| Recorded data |
-.-.-

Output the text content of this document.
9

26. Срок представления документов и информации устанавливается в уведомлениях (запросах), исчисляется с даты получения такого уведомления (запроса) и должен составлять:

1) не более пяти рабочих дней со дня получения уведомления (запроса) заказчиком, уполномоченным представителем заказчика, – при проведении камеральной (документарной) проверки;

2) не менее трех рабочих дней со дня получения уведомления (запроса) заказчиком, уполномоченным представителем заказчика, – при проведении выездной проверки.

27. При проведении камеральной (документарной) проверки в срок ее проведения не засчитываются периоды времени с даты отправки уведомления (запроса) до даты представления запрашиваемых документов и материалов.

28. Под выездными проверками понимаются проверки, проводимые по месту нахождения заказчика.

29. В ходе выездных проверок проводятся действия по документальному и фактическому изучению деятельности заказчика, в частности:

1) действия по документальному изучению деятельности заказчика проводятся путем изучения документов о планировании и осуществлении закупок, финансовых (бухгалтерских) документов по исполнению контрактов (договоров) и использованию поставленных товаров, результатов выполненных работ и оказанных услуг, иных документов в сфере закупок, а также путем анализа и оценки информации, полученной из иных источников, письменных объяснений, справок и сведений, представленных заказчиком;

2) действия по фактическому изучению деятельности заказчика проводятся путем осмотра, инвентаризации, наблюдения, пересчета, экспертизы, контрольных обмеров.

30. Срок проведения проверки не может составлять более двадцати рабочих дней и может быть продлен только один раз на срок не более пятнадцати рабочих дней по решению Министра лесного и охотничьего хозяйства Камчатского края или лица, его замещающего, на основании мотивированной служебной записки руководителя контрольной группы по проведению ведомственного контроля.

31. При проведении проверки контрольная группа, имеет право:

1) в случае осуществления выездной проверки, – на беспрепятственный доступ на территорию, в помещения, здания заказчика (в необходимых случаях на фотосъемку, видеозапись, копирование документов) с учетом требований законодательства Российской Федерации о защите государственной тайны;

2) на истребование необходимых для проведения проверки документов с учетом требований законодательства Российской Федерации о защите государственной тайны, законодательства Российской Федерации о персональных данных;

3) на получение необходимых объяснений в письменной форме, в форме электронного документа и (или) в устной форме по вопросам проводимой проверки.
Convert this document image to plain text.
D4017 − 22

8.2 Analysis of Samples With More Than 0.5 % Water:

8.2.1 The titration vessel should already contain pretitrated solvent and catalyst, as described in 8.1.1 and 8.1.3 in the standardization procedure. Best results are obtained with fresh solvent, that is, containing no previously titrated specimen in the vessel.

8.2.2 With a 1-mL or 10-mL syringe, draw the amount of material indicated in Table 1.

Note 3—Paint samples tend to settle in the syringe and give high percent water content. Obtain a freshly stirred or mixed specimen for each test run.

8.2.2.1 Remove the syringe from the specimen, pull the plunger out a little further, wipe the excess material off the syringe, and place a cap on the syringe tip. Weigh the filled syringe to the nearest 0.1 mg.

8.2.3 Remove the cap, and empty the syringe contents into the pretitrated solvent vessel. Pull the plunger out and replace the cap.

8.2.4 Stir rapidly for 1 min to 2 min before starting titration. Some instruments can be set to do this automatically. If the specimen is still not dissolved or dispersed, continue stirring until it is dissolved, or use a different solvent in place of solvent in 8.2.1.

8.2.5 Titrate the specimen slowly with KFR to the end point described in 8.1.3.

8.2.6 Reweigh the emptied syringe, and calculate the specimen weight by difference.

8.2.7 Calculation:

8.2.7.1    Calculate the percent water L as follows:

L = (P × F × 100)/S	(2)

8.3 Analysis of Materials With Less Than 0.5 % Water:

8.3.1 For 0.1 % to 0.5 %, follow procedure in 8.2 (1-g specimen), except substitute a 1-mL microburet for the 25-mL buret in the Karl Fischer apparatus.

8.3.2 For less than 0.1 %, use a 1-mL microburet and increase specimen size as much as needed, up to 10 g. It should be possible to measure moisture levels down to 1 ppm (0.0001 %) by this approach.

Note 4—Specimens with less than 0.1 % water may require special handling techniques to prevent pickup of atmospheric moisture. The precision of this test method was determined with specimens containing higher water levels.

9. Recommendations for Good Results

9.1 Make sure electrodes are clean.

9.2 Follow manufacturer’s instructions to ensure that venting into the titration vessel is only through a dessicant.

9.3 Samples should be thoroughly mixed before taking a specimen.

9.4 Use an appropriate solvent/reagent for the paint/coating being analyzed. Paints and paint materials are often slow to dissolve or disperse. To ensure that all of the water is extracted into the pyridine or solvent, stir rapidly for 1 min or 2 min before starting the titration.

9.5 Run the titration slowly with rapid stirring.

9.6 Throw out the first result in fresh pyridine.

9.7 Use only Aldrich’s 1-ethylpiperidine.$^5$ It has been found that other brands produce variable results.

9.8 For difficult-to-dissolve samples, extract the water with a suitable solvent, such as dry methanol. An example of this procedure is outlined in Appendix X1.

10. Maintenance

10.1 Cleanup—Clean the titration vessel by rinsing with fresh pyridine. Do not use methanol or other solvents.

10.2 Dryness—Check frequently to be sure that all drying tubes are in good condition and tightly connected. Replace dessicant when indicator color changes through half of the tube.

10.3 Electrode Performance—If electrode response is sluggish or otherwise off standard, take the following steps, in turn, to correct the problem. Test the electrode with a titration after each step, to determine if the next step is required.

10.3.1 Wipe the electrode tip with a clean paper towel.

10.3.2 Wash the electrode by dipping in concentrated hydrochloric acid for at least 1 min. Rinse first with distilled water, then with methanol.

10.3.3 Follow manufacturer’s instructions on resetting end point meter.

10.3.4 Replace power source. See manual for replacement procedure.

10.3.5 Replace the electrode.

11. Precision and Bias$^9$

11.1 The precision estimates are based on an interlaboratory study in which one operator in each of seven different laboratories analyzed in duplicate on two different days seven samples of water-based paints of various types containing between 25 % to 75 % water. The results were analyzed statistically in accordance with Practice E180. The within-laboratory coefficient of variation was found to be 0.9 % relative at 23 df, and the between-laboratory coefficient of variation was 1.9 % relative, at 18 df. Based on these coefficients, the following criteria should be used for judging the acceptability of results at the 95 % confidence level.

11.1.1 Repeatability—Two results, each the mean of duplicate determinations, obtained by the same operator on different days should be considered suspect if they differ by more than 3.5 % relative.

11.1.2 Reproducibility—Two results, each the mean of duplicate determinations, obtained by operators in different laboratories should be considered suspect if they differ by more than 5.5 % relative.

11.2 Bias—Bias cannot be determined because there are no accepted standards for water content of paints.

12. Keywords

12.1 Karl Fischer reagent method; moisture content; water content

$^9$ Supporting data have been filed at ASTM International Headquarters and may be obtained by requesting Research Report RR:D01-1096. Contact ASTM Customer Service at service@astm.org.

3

-.-.-

| TASK DETAILS |
Write the listing out again, exactly as it reads.

| RESULT BELOW |
Output the text content of this document.
9

26. Срок представления документов и информации устанавливается в уведомлениях (запросах), исчисляется с даты получения такого уведомления (запроса) и должен составлять:

1) не более пяти рабочих дней со дня получения уведомления (запроса) заказчиком, уполномоченным представителем заказчика, – при проведении камеральной (документарной) проверки;

2) не менее трех рабочих дней со дня получения уведомления (запроса) заказчиком, уполномоченным представителем заказчика, – при проведении выездной проверки.

27. При проведении камеральной (документарной) проверки в срок ее проведения не засчитываются периоды времени с даты отправки уведомления (запроса) до даты представления запрашиваемых документов и материалов.

28. Под выездными проверками понимаются проверки, проводимые по месту нахождения заказчика.

29. В ходе выездных проверок проводятся действия по документальному и фактическому изучению деятельности заказчика, в частности:

1) действия по документальному изучению деятельности заказчика проводятся путем изучения документов о планировании и осуществлении закупок, финансовых (бухгалтерских) документов по исполнению контрактов (договоров) и использованию поставленных товаров, результатов выполненных работ и оказанных услуг, иных документов в сфере закупок, а также путем анализа и оценки информации, полученной из иных источников, письменных объяснений, справок и сведений, представленных заказчиком;

2) действия по фактическому изучению деятельности заказчика проводятся путем осмотра, инвентаризации, наблюдения, пересчета, экспертизы, контрольных обмеров.

30. Срок проведения проверки не может составлять более двадцати рабочих дней и может быть продлен только один раз на срок не более пятнадцати рабочих дней по решению Министра лесного и охотничьего хозяйства Камчатского края или лица, его замещающего, на основании мотивированной служебной записки руководителя контрольной группы по проведению ведомственного контроля.

31. При проведении проверки контрольная группа, имеет право:

1) в случае осуществления выездной проверки, – на беспрепятственный доступ на территорию, в помещения, здания заказчика (в необходимых случаях на фотосъемку, видеозапись, копирование документов) с учетом требований законодательства Российской Федерации о защите государственной тайны;

2) на истребование необходимых для проведения проверки документов с учетом требований законодательства Российской Федерации о защите государственной тайны, законодательства Российской Федерации о персональных данных;

3) на получение необходимых объяснений в письменной форме, в форме электронного документа и (или) в устной форме по вопросам проводимой проверки.
Convert this document image to plain text.
D4017 − 22

8.2 Analysis of Samples With More Than 0.5 % Water:

8.2.1 The titration vessel should already contain pretitrated solvent and catalyst, as described in 8.1.1 and 8.1.3 in the standardization procedure. Best results are obtained with fresh solvent, that is, containing no previously titrated specimen in the vessel.

8.2.2 With a 1-mL or 10-mL syringe, draw the amount of material indicated in Table 1.

Note 3—Paint samples tend to settle in the syringe and give high percent water content. Obtain a freshly stirred or mixed specimen for each test run.

8.2.2.1 Remove the syringe from the specimen, pull the plunger out a little further, wipe the excess material off the syringe, and place a cap on the syringe tip. Weigh the filled syringe to the nearest 0.1 mg.

8.2.3 Remove the cap, and empty the syringe contents into the pretitrated solvent vessel. Pull the plunger out and replace the cap.

8.2.4 Stir rapidly for 1 min to 2 min before starting titration. Some instruments can be set to do this automatically. If the specimen is still not dissolved or dispersed, continue stirring until it is dissolved, or use a different solvent in place of solvent in 8.2.1.

8.2.5 Titrate the specimen slowly with KFR to the end point described in 8.1.3.

8.2.6 Reweigh the emptied syringe, and calculate the specimen weight by difference.

8.2.7 Calculation:

8.2.7.1    Calculate the percent water L as follows:

L = (P × F × 100)/S	(2)

8.3 Analysis of Materials With Less Than 0.5 % Water:

8.3.1 For 0.1 % to 0.5 %, follow procedure in 8.2 (1-g specimen), except substitute a 1-mL microburet for the 25-mL buret in the Karl Fischer apparatus.

8.3.2 For less than 0.1 %, use a 1-mL microburet and increase specimen size as much as needed, up to 10 g. It should be possible to measure moisture levels down to 1 ppm (0.0001 %) by this approach.

Note 4—Specimens with less than 0.1 % water may require special handling techniques to prevent pickup of atmospheric moisture. The precision of this test method was determined with specimens containing higher water levels.

9. Recommendations for Good Results

9.1 Make sure electrodes are clean.

9.2 Follow manufacturer’s instructions to ensure that venting into the titration vessel is only through a dessicant.

9.3 Samples should be thoroughly mixed before taking a specimen.

9.4 Use an appropriate solvent/reagent for the paint/coating being analyzed. Paints and paint materials are often slow to dissolve or disperse. To ensure that all of the water is extracted into the pyridine or solvent, stir rapidly for 1 min or 2 min before starting the titration.

9.5 Run the titration slowly with rapid stirring.

9.6 Throw out the first result in fresh pyridine.

9.7 Use only Aldrich’s 1-ethylpiperidine.$^5$ It has been found that other brands produce variable results.

9.8 For difficult-to-dissolve samples, extract the water with a suitable solvent, such as dry methanol. An example of this procedure is outlined in Appendix X1.

10. Maintenance

10.1 Cleanup—Clean the titration vessel by rinsing with fresh pyridine. Do not use methanol or other solvents.

10.2 Dryness—Check frequently to be sure that all drying tubes are in good condition and tightly connected. Replace dessicant when indicator color changes through half of the tube.

10.3 Electrode Performance—If electrode response is sluggish or otherwise off standard, take the following steps, in turn, to correct the problem. Test the electrode with a titration after each step, to determine if the next step is required.

10.3.1 Wipe the electrode tip with a clean paper towel.

10.3.2 Wash the electrode by dipping in concentrated hydrochloric acid for at least 1 min. Rinse first with distilled water, then with methanol.

10.3.3 Follow manufacturer’s instructions on resetting end point meter.

10.3.4 Replace power source. See manual for replacement procedure.

10.3.5 Replace the electrode.

11. Precision and Bias$^9$

11.1 The precision estimates are based on an interlaboratory study in which one operator in each of seven different laboratories analyzed in duplicate on two different days seven samples of water-based paints of various types containing between 25 % to 75 % water. The results were analyzed statistically in accordance with Practice E180. The within-laboratory coefficient of variation was found to be 0.9 % relative at 23 df, and the between-laboratory coefficient of variation was 1.9 % relative, at 18 df. Based on these coefficients, the following criteria should be used for judging the acceptability of results at the 95 % confidence level.

11.1.1 Repeatability—Two results, each the mean of duplicate determinations, obtained by the same operator on different days should be considered suspect if they differ by more than 3.5 % relative.

11.1.2 Reproducibility—Two results, each the mean of duplicate determinations, obtained by operators in different laboratories should be considered suspect if they differ by more than 5.5 % relative.

11.2 Bias—Bias cannot be determined because there are no accepted standards for water content of paints.

12. Keywords

12.1 Karl Fischer reagent method; moisture content; water content

$^9$ Supporting data have been filed at ASTM International Headquarters and may be obtained by requesting Research Report RR:D01-1096. Contact ASTM Customer Service at service@astm.org.

3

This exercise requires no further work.